- _练习说明_
请续写这篇关于《山河入梦》的读后感，从正文最后一句之后接着写。

=== 页面 ===

最近利用出差途中以及闲暇时光,阅读了书籍《山河入梦》。与现有的电视剧电影相比,书籍确实可以更深刻,或者说更悲剧。在知乎上看到了账号为深意不及发表的“山河曾经入梦,人间尚未清明 ——读《山河入梦》有感”读后感,摘抄在此。
格非在《山河入梦》的结尾写到:
没有死刑
没有监狱
没有恐惧
没有贪污腐化
遍地都是紫云英的花朵,它们永不凋谢
长江不再泛滥,连江水都是甜的
日记和私人信件不再受到检查
没有肝硬化,也没有肝腹水
没有与生俱来的罪恶和永无休止的耻辱
没有蛮横愚蠢的官员,也没有战战兢兢的百姓
如果你决定和什么人结婚,再也不会有年龄的限制
读完这段,比我看到姚佩佩死了,遗体无人认领,肾被做成标本时还要悲恸万分。这对未来的美好想象啊,也是当下最残酷的真实面目。
故事发生在上世纪五六十年代,正是共产主义公社化搞得如火如荼的时候。梅县县长谭功达一心想要实现共产主义,在梅县大搞改革和建设。县长秘书姚佩佩没什么宏伟的志向,只想当一天和尚撞一天钟。无奈命运不眷顾他们,将他们的梦想打碎,还将他们随意抛洒,丢到最不起眼最肮脏的角落。
姚佩佩,在父母离世,自己离开大上海跟随姑妈来到梅城时便成了一只断了线的风筝,在无处安身的世上飘飘荡荡,最终凄然地走过了她二十多年的生命历程。虽说在单位上时,大家都将她视为落后分子,说她懒懒散散、不懂规矩、不知变通,她确实很多东西都不会,可她却是那么的干净、纯洁、高尚,与单位里的任何一个人都不一样。也许正是她的这种不一样,注定了她的悲剧。但也正是她的这种不一样,最让我心动。我该怎么形容这位美好的姑娘呢?是说她的纯粹与执着,还是说她的强大与弱小,又或者是说她的勇敢和胆怯。是啊,既勇敢坚韧,又胆小怯懦,她就是这么一个矛盾体。或者说,人,本来就是矛盾且复杂的。

=== 记录摘录 ===

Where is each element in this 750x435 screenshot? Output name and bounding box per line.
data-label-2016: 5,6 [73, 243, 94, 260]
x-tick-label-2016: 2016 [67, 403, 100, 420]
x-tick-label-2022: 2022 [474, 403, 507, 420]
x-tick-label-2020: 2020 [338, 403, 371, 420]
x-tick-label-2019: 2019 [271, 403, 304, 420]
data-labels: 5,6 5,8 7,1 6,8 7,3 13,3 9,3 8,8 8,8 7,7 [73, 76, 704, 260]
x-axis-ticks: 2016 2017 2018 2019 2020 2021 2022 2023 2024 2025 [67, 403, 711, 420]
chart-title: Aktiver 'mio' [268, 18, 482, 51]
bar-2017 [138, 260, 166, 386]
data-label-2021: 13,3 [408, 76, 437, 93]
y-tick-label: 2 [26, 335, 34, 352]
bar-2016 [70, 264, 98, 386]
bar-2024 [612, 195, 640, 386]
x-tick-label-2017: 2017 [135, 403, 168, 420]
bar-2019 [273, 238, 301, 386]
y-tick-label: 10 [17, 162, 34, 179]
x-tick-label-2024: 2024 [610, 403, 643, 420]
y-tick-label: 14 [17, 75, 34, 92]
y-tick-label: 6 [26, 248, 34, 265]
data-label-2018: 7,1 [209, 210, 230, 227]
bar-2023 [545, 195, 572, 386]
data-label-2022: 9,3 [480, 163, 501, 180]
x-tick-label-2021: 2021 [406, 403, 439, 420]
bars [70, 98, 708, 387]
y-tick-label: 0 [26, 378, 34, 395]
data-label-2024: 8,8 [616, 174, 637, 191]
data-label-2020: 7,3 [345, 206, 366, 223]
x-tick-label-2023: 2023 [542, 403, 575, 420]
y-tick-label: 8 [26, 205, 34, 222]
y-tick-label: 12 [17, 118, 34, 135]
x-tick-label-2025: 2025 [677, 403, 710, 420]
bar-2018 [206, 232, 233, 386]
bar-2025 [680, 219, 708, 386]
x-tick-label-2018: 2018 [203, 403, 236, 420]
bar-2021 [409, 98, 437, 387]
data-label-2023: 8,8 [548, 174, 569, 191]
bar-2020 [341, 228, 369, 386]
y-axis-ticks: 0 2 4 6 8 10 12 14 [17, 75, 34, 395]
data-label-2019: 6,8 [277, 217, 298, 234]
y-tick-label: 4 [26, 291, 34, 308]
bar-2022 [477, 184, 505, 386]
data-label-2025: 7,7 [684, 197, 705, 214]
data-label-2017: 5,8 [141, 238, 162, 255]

===

- _题目答案_
最打动我的还是她在那段泥泞的日子里,仍旧能抬头看见月光。她的信中,每一次的身陷囹圄、穷途末路,她都能看到最美的风景。在那些美丽的风景中,我看到了她对这世间的爱与留恋。她在人烟稠密破败不堪的市镇上看黄昏的落日,回忆曾和谭功达在下雨时的办公室里说着要一起隐居的旧事;她睡在玉米地改造的床铺里,写着“天很蓝,白云很厚,到处都是成熟的玉米”;她睡在陌生姑娘的船舱里看着“小油灯的火苗扑哧哧地闪”,感受着“雪片落到运河里,船上;她甚至在逃亡的当晚,从小王的家里出来,也看见了“曙河已开,天眼将亮”······我该怎么形容这位美好的姑娘呢,我心疼她的经历,我满心希望着谭功达重新得势为她伸张正义,又或者她自己凭着一腔孤勇去告那帮贪婪腐化的官吏,最后沉冤得雪。是的,我说她冤,她自己也在信中一遍遍写着“不甘心”,怎么可能甘心,明明她才是受害者,可那帮坏蛋,颠倒黑白,掩盖真相,将加害人歌功颂德,使受害者饱尝苦楚,他们早该下地狱。可是啊,现实的走向又怎会如我的意,她在颠沛流离一年多后被捕入狱,在被捕九个月之后被枪决,死后遗体还没人认领。
“我是一个孤儿,在这个世界上并没有亲人。”她在信中这样写道,谭功达后来也总是想起她的这句话。有一束光曾经照亮过她,可她终究还是被黑暗吞噬。她说她不恨他们了,可我还是好恨,恨金玉、恨钱大钧、恨汤碧云,恨那个官官相护的时代,恨那些个颠倒黑白的人,如果没有他们,没有他们·······
佩佩啊,佩佩,姚佩佩同志,我现在的心同谭功达一样牵挂着你,感念着你,你那么可敬可爱,为什么,凭什么?还用问吗,我明明知道的。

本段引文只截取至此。